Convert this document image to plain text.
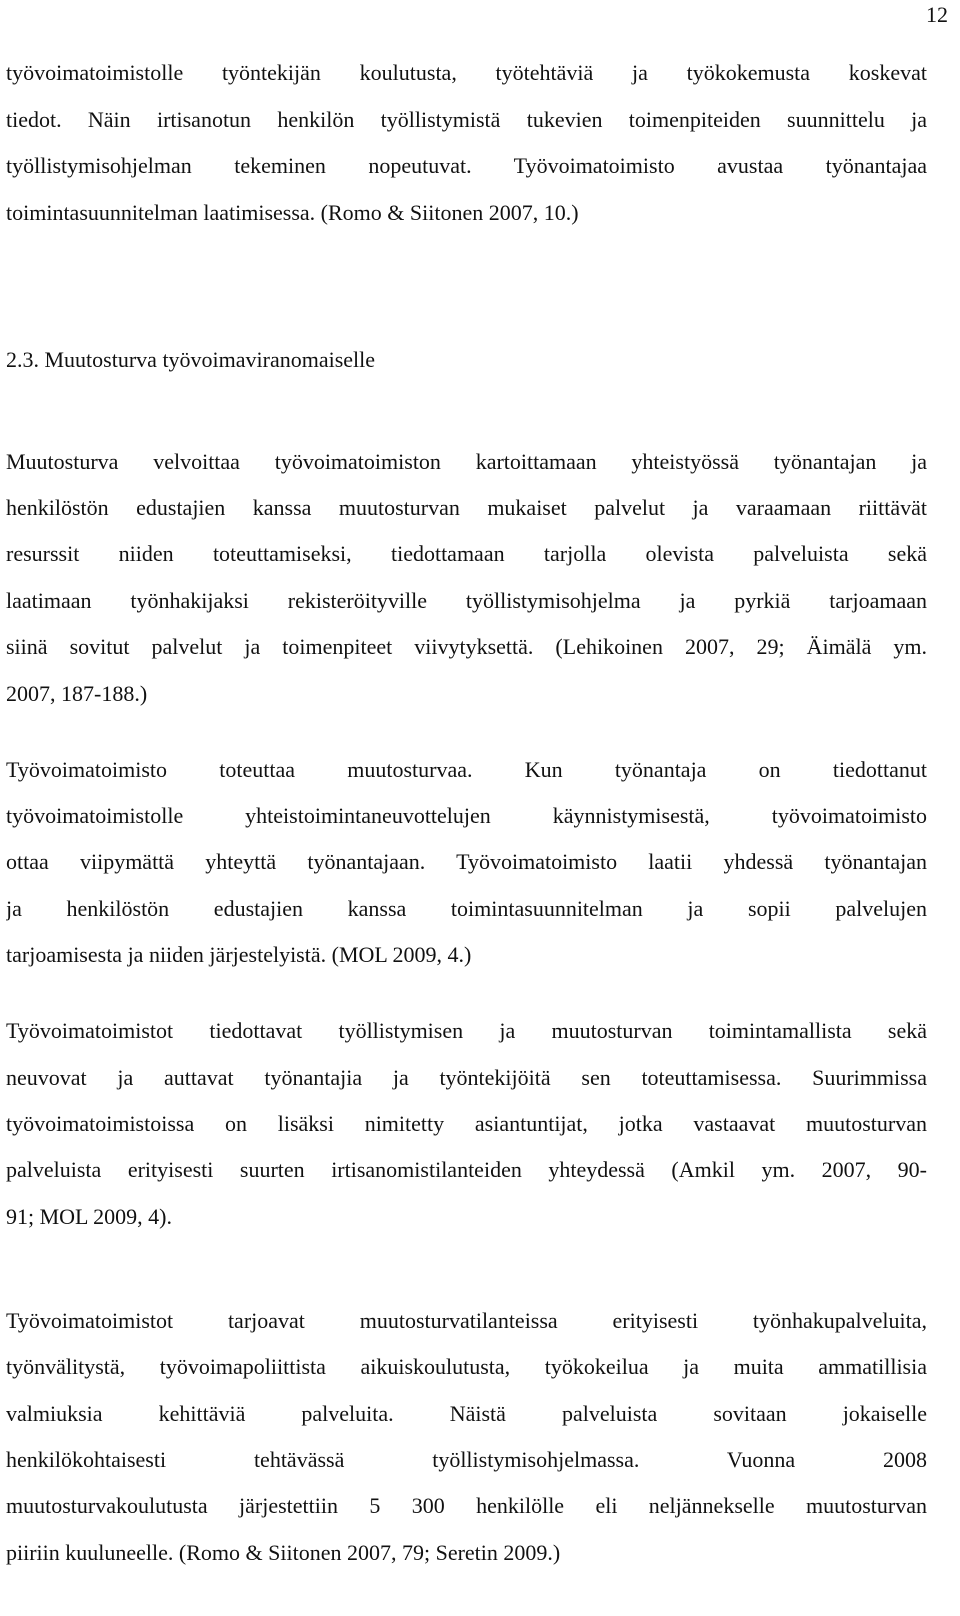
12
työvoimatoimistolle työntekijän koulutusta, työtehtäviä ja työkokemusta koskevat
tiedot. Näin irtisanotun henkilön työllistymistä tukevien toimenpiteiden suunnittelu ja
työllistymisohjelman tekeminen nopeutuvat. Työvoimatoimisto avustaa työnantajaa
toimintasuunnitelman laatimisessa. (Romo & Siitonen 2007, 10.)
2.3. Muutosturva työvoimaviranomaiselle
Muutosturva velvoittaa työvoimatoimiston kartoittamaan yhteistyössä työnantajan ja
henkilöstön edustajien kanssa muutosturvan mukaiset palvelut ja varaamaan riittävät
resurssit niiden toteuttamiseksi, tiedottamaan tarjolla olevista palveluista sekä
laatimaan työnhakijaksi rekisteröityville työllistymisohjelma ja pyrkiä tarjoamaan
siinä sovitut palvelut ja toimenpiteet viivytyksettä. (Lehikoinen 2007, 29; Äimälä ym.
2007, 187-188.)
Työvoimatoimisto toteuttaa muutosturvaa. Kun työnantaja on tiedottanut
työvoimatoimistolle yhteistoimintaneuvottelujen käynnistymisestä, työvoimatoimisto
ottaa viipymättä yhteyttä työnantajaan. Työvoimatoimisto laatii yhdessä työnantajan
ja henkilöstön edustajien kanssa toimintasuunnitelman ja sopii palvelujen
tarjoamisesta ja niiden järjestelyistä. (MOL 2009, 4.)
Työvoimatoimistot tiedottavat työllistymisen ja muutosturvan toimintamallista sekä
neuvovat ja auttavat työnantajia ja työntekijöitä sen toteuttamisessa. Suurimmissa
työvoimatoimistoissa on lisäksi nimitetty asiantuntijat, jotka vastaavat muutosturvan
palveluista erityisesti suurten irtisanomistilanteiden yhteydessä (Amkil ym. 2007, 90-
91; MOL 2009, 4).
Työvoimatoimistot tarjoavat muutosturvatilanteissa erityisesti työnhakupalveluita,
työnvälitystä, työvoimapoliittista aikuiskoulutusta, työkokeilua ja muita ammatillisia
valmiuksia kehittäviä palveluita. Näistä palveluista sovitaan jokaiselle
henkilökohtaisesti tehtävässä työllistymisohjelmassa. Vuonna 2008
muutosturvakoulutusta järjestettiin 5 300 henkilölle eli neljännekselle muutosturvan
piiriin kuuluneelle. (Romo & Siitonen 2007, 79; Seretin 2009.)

.....

▶ What needs to be done:
Pull out each line of the records holding the string "Siitonen".

▶ Correct response:
toimintasuunnitelman laatimisessa. (Romo & Siitonen 2007, 10.)
piiriin kuuluneelle. (Romo & Siitonen 2007, 79; Seretin 2009.)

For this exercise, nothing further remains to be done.